### Task prompt
What follows is a set of records; restate each one word for word and drop the pictures.

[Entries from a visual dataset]
.....

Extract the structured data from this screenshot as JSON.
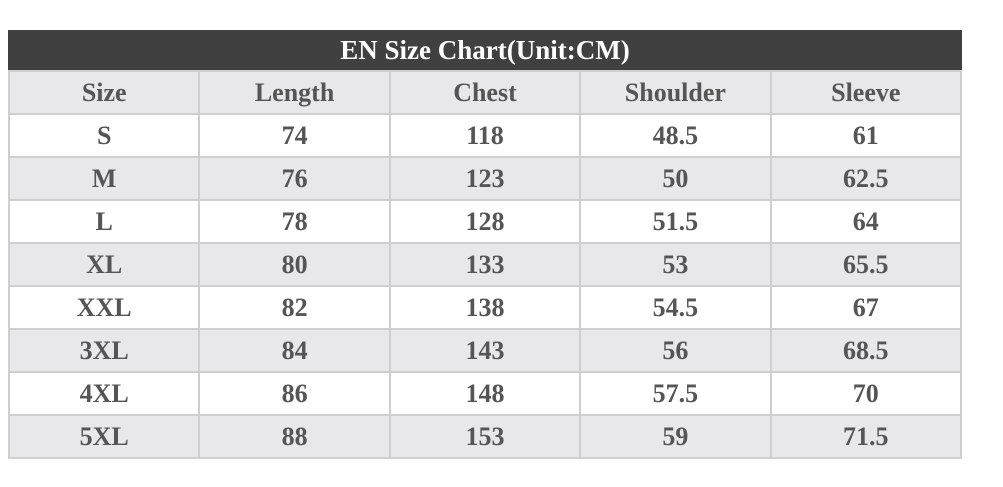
{
  "table": {
    "title": "EN Size Chart(Unit:CM)",
    "header": [
      "Size",
      "Length",
      "Chest",
      "Shoulder",
      "Sleeve"
    ],
    "rows": [
      [
        "S",
        74,
        118,
        48.5,
        61
      ],
      [
        "M",
        76,
        123,
        50,
        62.5
      ],
      [
        "L",
        78,
        128,
        51.5,
        64
      ],
      [
        "XL",
        80,
        133,
        53,
        65.5
      ],
      [
        "XXL",
        82,
        138,
        54.5,
        67
      ],
      [
        "3XL",
        84,
        143,
        56,
        68.5
      ],
      [
        "4XL",
        86,
        148,
        57.5,
        70
      ],
      [
        "5XL",
        88,
        153,
        59,
        71.5
      ]
    ]
  }
}
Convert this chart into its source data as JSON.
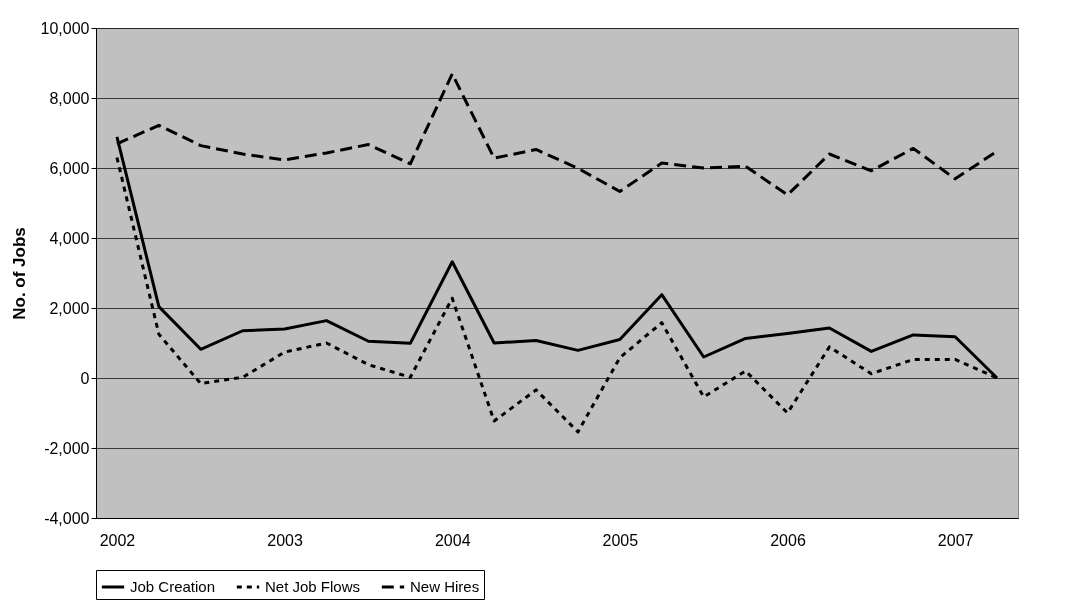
{
  "chart_data": {
    "type": "line",
    "ylabel": "No. of Jobs",
    "categories": [
      "2002",
      null,
      null,
      null,
      "2003",
      null,
      null,
      null,
      "2004",
      null,
      null,
      null,
      "2005",
      null,
      null,
      null,
      "2006",
      null,
      null,
      null,
      "2007",
      null
    ],
    "series": [
      {
        "name": "Job Creation",
        "color": "#000000",
        "line_style": "solid",
        "values": [
          6890,
          2040,
          820,
          1350,
          1400,
          1640,
          1050,
          990,
          3320,
          1000,
          1070,
          790,
          1100,
          2380,
          600,
          1130,
          1270,
          1430,
          760,
          1230,
          1180,
          0
        ]
      },
      {
        "name": "Net Job Flows",
        "color": "#000000",
        "line_style": "dotted",
        "values": [
          6300,
          1250,
          -160,
          20,
          740,
          1000,
          380,
          20,
          2280,
          -1230,
          -340,
          -1540,
          580,
          1580,
          -540,
          200,
          -1000,
          890,
          120,
          530,
          530,
          0
        ]
      },
      {
        "name": "New Hires",
        "color": "#000000",
        "line_style": "dashed",
        "values": [
          6690,
          7220,
          6640,
          6400,
          6230,
          6430,
          6670,
          6120,
          8690,
          6280,
          6530,
          5990,
          5330,
          6140,
          6000,
          6050,
          5230,
          6400,
          5920,
          6560,
          5690,
          6480
        ]
      }
    ],
    "ylim": [
      -4000,
      10000
    ],
    "yticks": [
      {
        "value": -4000,
        "label": "-4,000"
      },
      {
        "value": -2000,
        "label": "-2,000"
      },
      0,
      {
        "value": 2000,
        "label": "2,000"
      },
      {
        "value": 4000,
        "label": "4,000"
      },
      {
        "value": 6000,
        "label": "6,000"
      },
      {
        "value": 8000,
        "label": "8,000"
      },
      {
        "value": 10000,
        "label": "10,000"
      }
    ],
    "grid": "y",
    "legend": "bottom"
  }
}
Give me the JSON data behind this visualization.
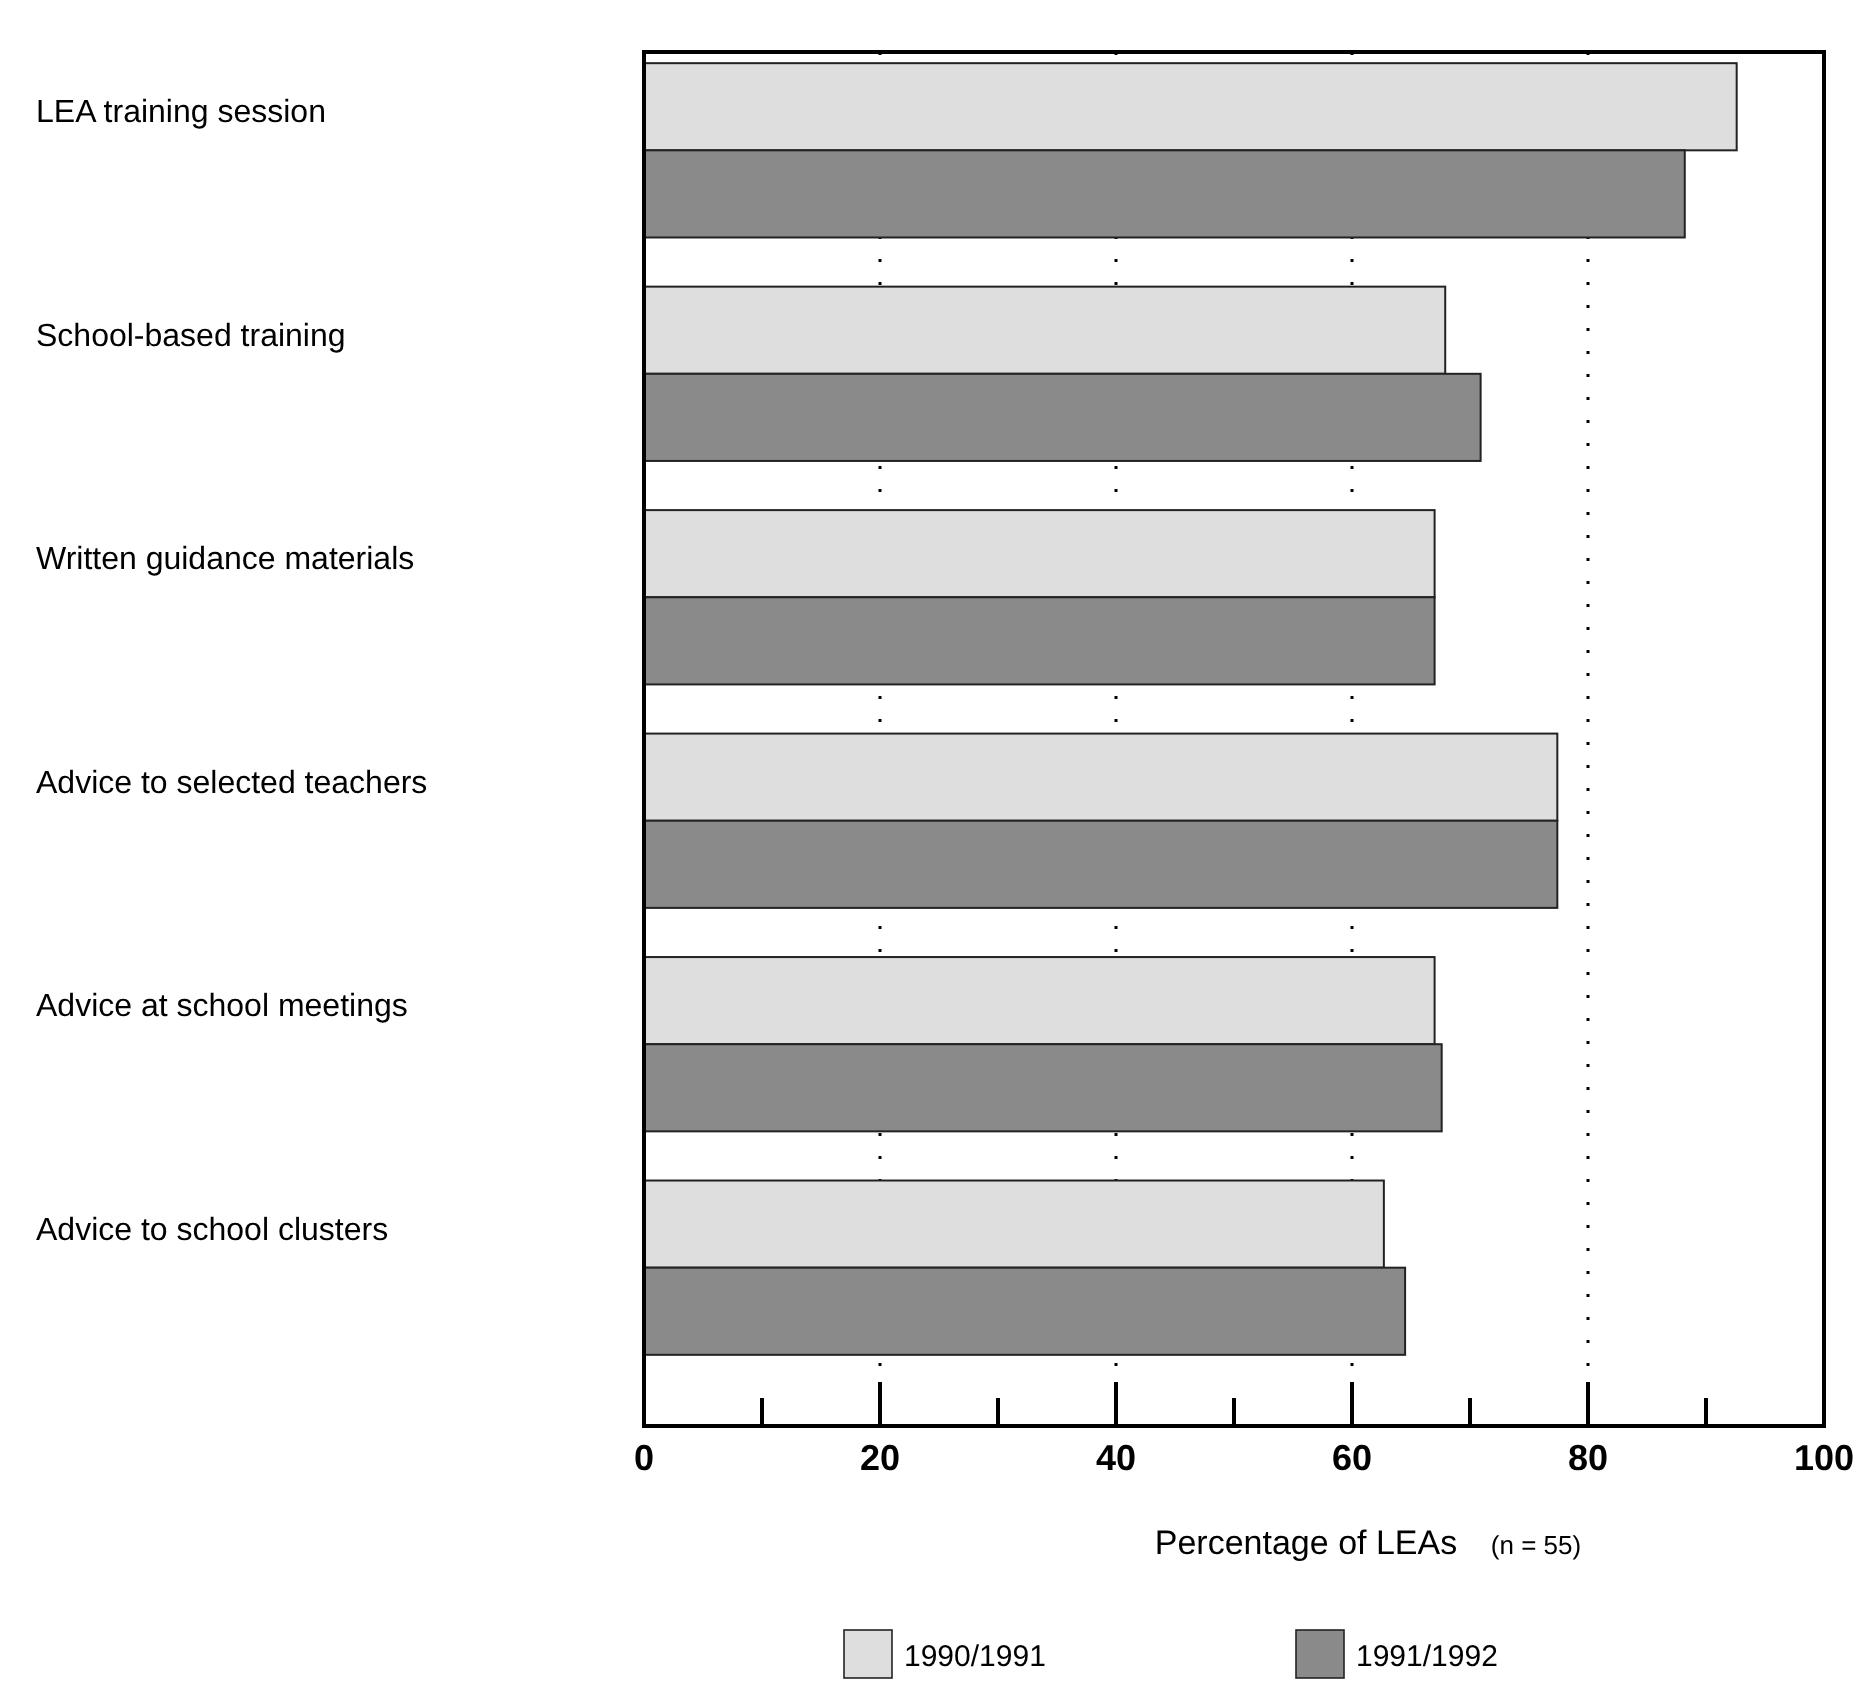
{
  "chart_data": {
    "type": "bar",
    "orientation": "horizontal",
    "categories": [
      "LEA  training session",
      "School-based training",
      "Written guidance materials",
      "Advice to selected teachers",
      "Advice at school meetings",
      "Advice to school clusters"
    ],
    "series": [
      {
        "name": "1990/1991",
        "color": "#dedede",
        "values": [
          92.6,
          67.9,
          67,
          77.4,
          67,
          62.7
        ]
      },
      {
        "name": "1991/1992",
        "color": "#8a8a8a",
        "values": [
          88.2,
          70.9,
          67,
          77.4,
          67.6,
          64.5
        ]
      }
    ],
    "xlabel": "Percentage of LEAs",
    "annotations": [
      "(n = 55)"
    ],
    "xlim": [
      0,
      100
    ],
    "xticks": [
      0,
      {
        "value": 10,
        "label": null
      },
      20,
      {
        "value": 30,
        "label": null
      },
      40,
      {
        "value": 50,
        "label": null
      },
      60,
      {
        "value": 70,
        "label": null
      },
      80,
      {
        "value": 90,
        "label": null
      },
      100
    ],
    "grid": "x",
    "legend": "bottom"
  }
}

.....

### Exercise output
Extract the structured data from this screenshot as JSON.
{
  "table": {
    "title": "EN Size Chart(Unit:CM)",
    "header": [
      "Size",
      "Length",
      "Chest",
      "Shoulder",
      "Sleeve"
    ],
    "rows": [
      [
        "S",
        74,
        118,
        48.5,
        61
      ],
      [
        "M",
        76,
        123,
        50,
        62.5
      ],
      [
        "L",
        78,
        128,
        51.5,
        64
      ],
      [
        "XL",
        80,
        133,
        53,
        65.5
      ],
      [
        "XXL",
        82,
        138,
        54.5,
        67
      ],
      [
        "3XL",
        84,
        143,
        56,
        68.5
      ],
      [
        "4XL",
        86,
        148,
        57.5,
        70
      ],
      [
        "5XL",
        88,
        153,
        59,
        71.5
      ]
    ]
  }
}
Convert this chart into its source data as JSON.
{
  "chart_data": {
    "type": "line",
    "ylabel": "No. of Jobs",
    "categories": [
      "2002",
      null,
      null,
      null,
      "2003",
      null,
      null,
      null,
      "2004",
      null,
      null,
      null,
      "2005",
      null,
      null,
      null,
      "2006",
      null,
      null,
      null,
      "2007",
      null
    ],
    "series": [
      {
        "name": "Job Creation",
        "color": "#000000",
        "line_style": "solid",
        "values": [
          6890,
          2040,
          820,
          1350,
          1400,
          1640,
          1050,
          990,
          3320,
          1000,
          1070,
          790,
          1100,
          2380,
          600,
          1130,
          1270,
          1430,
          760,
          1230,
          1180,
          0
        ]
      },
      {
        "name": "Net Job Flows",
        "color": "#000000",
        "line_style": "dotted",
        "values": [
          6300,
          1250,
          -160,
          20,
          740,
          1000,
          380,
          20,
          2280,
          -1230,
          -340,
          -1540,
          580,
          1580,
          -540,
          200,
          -1000,
          890,
          120,
          530,
          530,
          0
        ]
      },
      {
        "name": "New Hires",
        "color": "#000000",
        "line_style": "dashed",
        "values": [
          6690,
          7220,
          6640,
          6400,
          6230,
          6430,
          6670,
          6120,
          8690,
          6280,
          6530,
          5990,
          5330,
          6140,
          6000,
          6050,
          5230,
          6400,
          5920,
          6560,
          5690,
          6480
        ]
      }
    ],
    "ylim": [
      -4000,
      10000
    ],
    "yticks": [
      {
        "value": -4000,
        "label": "-4,000"
      },
      {
        "value": -2000,
        "label": "-2,000"
      },
      0,
      {
        "value": 2000,
        "label": "2,000"
      },
      {
        "value": 4000,
        "label": "4,000"
      },
      {
        "value": 6000,
        "label": "6,000"
      },
      {
        "value": 8000,
        "label": "8,000"
      },
      {
        "value": 10000,
        "label": "10,000"
      }
    ],
    "grid": "y",
    "legend": "bottom"
  }
}
Give me the JSON data behind this visualization.
{
  "chart_data": {
    "type": "bar",
    "orientation": "horizontal",
    "categories": [
      "LEA  training session",
      "School-based training",
      "Written guidance materials",
      "Advice to selected teachers",
      "Advice at school meetings",
      "Advice to school clusters"
    ],
    "series": [
      {
        "name": "1990/1991",
        "color": "#dedede",
        "values": [
          92.6,
          67.9,
          67,
          77.4,
          67,
          62.7
        ]
      },
      {
        "name": "1991/1992",
        "color": "#8a8a8a",
        "values": [
          88.2,
          70.9,
          67,
          77.4,
          67.6,
          64.5
        ]
      }
    ],
    "xlabel": "Percentage of LEAs",
    "annotations": [
      "(n = 55)"
    ],
    "xlim": [
      0,
      100
    ],
    "xticks": [
      0,
      {
        "value": 10,
        "label": null
      },
      20,
      {
        "value": 30,
        "label": null
      },
      40,
      {
        "value": 50,
        "label": null
      },
      60,
      {
        "value": 70,
        "label": null
      },
      80,
      {
        "value": 90,
        "label": null
      },
      100
    ],
    "grid": "x",
    "legend": "bottom"
  }
}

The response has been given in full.